Make an exact copy of the records, dropping all pictures.

## start

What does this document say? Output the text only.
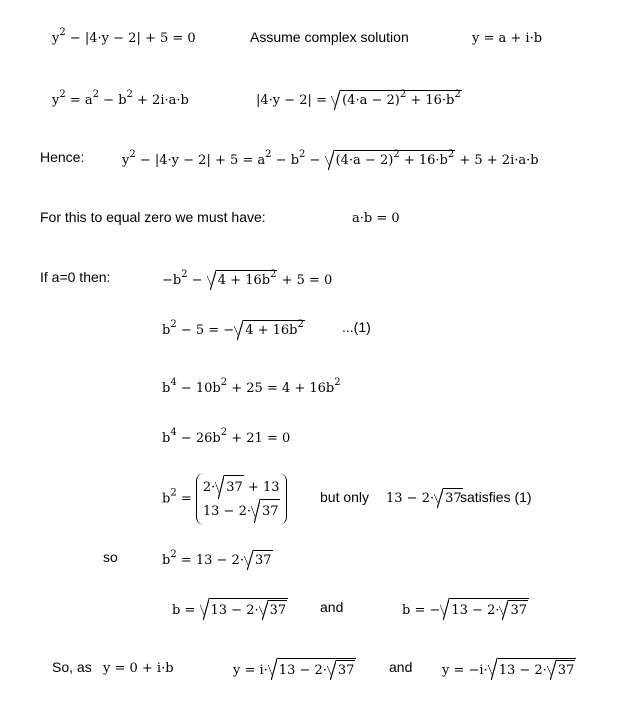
$y^2 - |4\cdot y - 2| + 5 = 0$	Assume complex solution	y = a + i·b
$y^2 = a^2 - b^2 + 2i\cdot a\cdot b$	$|4\cdot y - 2| = (4\cdot a - 2)^2 + 16\cdot b^2$
Hence:	$y^2 - |4\cdot y - 2| + 5 = a^2 - b^2 - (4\cdot a - 2)^2 + 16\cdot b^2 + 5 + 2i\cdot a\cdot b$
For this to equal zero we must have:	a·b = 0
If a=0 then:	$-b^2 - 4 + 16b^2 + 5 = 0$
$b^2 - 5$ = − $4 + 16b^2$	...(1)
$b^4 - 10b^2 + 25 = 4 + 16b^2$
$b^4 - 26b^2 + 21 = 0$
$b^2$ =
2· 37 + 13
13 − 2· 37
but only 13 − 2· 37
satisfies (1)
so	$b^2 = 13 - 2\cdot 37$
b = 13 − 2· 37 and	b = − 13 − 2· 37
So, as y = 0 + i·b	y = i· 13 − 2· 37 and y = −i· 13 − 2· 37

## end

→ **Result**
What does this document say? Output the text only.
$y^2 - |4\cdot y - 2| + 5 = 0$	Assume complex solution	y = a + i·b
$y^2 = a^2 - b^2 + 2i\cdot a\cdot b$	$|4\cdot y - 2| = (4\cdot a - 2)^2 + 16\cdot b^2$
Hence:	$y^2 - |4\cdot y - 2| + 5 = a^2 - b^2 - (4\cdot a - 2)^2 + 16\cdot b^2 + 5 + 2i\cdot a\cdot b$
For this to equal zero we must have:	a·b = 0
If a=0 then:	$-b^2 - 4 + 16b^2 + 5 = 0$
$b^2 - 5$ = − $4 + 16b^2$	...(1)
$b^4 - 10b^2 + 25 = 4 + 16b^2$
$b^4 - 26b^2 + 21 = 0$
$b^2$ =
2· 37 + 13
13 − 2· 37
but only 13 − 2· 37
satisfies (1)
so	$b^2 = 13 - 2\cdot 37$
b = 13 − 2· 37 and	b = − 13 − 2· 37
So, as y = 0 + i·b	y = i· 13 − 2· 37 and y = −i· 13 − 2· 37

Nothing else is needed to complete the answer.